• _Requirements_: The lines to be copied run from the one containing "What data populates" to the end of the material below; reproduce them exactly, including both ends, and nothing more.

• _The data_:
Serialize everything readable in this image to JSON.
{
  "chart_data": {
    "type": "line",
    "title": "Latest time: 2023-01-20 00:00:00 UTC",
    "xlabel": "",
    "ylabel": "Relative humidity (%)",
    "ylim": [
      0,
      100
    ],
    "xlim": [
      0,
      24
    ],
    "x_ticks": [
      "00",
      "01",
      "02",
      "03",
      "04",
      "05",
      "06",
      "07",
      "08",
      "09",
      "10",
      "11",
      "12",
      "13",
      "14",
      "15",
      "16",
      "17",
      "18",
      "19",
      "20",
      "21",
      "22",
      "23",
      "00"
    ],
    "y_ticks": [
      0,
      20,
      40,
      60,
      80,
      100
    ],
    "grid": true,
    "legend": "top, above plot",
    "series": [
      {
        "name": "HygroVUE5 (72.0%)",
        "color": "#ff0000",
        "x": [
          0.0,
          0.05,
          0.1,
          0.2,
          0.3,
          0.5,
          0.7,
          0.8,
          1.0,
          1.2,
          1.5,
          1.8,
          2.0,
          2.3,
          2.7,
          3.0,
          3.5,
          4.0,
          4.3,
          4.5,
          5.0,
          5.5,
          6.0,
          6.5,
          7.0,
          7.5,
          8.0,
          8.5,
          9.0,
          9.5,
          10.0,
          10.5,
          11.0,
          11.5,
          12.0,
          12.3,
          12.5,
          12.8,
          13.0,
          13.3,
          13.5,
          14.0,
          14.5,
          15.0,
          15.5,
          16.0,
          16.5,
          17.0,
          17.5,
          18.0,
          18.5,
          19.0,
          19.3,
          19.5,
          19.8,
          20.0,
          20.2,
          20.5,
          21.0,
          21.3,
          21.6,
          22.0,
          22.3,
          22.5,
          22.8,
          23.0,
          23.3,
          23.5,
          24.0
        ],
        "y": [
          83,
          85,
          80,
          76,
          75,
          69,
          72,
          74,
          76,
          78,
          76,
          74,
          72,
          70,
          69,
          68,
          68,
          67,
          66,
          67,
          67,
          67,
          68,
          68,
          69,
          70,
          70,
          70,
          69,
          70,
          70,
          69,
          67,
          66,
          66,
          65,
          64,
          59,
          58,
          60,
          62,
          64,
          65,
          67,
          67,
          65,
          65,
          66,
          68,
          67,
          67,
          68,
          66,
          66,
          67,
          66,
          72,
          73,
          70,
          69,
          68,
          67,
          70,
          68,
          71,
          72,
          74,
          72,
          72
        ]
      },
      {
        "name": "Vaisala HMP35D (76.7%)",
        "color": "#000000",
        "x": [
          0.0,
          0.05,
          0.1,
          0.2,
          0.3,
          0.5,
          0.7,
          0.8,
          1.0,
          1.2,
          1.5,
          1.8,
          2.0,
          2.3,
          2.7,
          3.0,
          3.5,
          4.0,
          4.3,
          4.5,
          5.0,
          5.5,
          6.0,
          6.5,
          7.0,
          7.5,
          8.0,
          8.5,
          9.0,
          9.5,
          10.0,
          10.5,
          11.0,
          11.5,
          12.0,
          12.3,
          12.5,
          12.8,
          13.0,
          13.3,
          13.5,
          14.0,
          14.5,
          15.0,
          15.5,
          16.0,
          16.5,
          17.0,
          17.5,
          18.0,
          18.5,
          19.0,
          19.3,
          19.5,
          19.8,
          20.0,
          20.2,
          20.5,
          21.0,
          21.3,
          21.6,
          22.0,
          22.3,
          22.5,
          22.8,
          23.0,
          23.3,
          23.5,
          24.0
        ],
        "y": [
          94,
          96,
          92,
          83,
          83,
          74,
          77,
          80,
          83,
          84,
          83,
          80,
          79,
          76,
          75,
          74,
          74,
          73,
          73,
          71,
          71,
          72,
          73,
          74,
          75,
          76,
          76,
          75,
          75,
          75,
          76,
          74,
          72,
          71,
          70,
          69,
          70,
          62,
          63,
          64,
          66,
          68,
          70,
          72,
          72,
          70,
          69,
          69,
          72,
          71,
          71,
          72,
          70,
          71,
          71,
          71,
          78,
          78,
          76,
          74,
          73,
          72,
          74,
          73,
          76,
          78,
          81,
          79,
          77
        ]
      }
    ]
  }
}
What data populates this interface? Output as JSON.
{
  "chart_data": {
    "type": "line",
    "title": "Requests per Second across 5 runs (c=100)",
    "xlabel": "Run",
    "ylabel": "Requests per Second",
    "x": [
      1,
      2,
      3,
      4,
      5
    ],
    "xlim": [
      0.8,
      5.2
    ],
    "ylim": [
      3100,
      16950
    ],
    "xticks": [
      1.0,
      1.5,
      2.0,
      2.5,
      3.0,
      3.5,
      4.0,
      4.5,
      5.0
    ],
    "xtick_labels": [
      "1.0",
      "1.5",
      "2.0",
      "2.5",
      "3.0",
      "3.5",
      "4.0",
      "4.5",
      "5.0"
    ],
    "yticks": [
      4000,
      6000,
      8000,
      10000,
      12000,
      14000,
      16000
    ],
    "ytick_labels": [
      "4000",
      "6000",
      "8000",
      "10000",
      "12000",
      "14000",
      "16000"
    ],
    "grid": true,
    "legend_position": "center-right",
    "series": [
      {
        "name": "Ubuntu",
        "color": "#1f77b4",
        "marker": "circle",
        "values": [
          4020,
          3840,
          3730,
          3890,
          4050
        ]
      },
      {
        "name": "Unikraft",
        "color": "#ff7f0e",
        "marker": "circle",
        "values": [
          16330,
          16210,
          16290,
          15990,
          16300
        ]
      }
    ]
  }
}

• _Task solution_:
What data populates this interface? Output as JSON.
{
  "chart_data": {
    "type": "line",
    "title": "Requests per Second across 5 runs (c=100)",
    "xlabel": "Run",
    "ylabel": "Requests per Second",
    "x": [
      1,
      2,
      3,
      4,
      5
    ],
    "xlim": [
      0.8,
      5.2
    ],
    "ylim": [
      3100,
      16950
    ],
    "xticks": [
      1.0,
      1.5,
      2.0,
      2.5,
      3.0,
      3.5,
      4.0,
      4.5,
      5.0
    ],
    "xtick_labels": [
      "1.0",
      "1.5",
      "2.0",
      "2.5",
      "3.0",
      "3.5",
      "4.0",
      "4.5",
      "5.0"
    ],
    "yticks": [
      4000,
      6000,
      8000,
      10000,
      12000,
      14000,
      16000
    ],
    "ytick_labels": [
      "4000",
      "6000",
      "8000",
      "10000",
      "12000",
      "14000",
      "16000"
    ],
    "grid": true,
    "legend_position": "center-right",
    "series": [
      {
        "name": "Ubuntu",
        "color": "#1f77b4",
        "marker": "circle",
        "values": [
          4020,
          3840,
          3730,
          3890,
          4050
        ]
      },
      {
        "name": "Unikraft",
        "color": "#ff7f0e",
        "marker": "circle",
        "values": [
          16330,
          16210,
          16290,
          15990,
          16300
        ]
      }
    ]
  }
}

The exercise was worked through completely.